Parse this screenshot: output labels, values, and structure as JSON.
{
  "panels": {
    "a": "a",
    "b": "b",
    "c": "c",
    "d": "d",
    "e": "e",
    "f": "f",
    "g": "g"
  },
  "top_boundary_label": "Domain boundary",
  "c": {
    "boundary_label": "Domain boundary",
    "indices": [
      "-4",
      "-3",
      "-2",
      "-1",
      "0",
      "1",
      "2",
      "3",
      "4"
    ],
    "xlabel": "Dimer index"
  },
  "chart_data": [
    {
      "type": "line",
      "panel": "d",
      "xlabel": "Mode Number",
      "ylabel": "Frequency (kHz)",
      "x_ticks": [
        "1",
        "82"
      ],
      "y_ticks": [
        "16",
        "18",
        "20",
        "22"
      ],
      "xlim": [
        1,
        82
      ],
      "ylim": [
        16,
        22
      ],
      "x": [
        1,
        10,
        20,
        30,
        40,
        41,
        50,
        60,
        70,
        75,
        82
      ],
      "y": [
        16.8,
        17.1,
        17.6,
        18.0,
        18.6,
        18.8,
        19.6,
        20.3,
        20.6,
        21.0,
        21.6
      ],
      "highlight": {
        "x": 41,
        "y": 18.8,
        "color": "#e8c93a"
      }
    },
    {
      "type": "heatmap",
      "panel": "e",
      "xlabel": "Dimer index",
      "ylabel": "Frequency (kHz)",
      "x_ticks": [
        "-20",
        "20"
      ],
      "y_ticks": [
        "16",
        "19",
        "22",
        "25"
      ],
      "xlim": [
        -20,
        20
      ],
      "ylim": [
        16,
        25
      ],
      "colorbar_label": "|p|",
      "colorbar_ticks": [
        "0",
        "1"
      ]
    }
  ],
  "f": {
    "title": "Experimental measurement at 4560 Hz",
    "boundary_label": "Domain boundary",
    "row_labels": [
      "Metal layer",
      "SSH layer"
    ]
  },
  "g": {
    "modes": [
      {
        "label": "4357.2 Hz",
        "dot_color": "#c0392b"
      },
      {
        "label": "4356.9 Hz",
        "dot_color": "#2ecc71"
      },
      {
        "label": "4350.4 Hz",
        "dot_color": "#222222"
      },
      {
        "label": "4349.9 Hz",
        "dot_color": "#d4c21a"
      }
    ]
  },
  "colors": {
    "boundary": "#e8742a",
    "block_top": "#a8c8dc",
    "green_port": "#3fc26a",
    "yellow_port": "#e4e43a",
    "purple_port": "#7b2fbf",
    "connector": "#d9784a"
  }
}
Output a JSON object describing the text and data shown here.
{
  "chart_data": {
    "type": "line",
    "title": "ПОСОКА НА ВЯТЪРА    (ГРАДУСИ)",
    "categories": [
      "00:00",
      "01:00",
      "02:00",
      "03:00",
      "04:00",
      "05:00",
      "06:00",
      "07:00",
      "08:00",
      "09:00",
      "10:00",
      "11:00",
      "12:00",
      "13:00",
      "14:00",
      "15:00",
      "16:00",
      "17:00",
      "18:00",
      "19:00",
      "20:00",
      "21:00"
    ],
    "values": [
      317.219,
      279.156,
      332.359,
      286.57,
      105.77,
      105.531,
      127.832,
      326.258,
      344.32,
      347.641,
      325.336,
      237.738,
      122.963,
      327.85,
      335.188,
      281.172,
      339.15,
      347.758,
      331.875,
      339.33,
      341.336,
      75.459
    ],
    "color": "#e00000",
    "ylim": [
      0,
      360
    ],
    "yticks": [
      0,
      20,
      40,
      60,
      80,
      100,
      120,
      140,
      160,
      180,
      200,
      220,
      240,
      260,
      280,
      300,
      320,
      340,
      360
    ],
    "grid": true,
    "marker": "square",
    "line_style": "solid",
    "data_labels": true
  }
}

(The task) Search the records for the word "values" and copy every line where it occurs.

(Answer below)
Parse this screenshot: output labels, values, and structure as JSON.
    "values": [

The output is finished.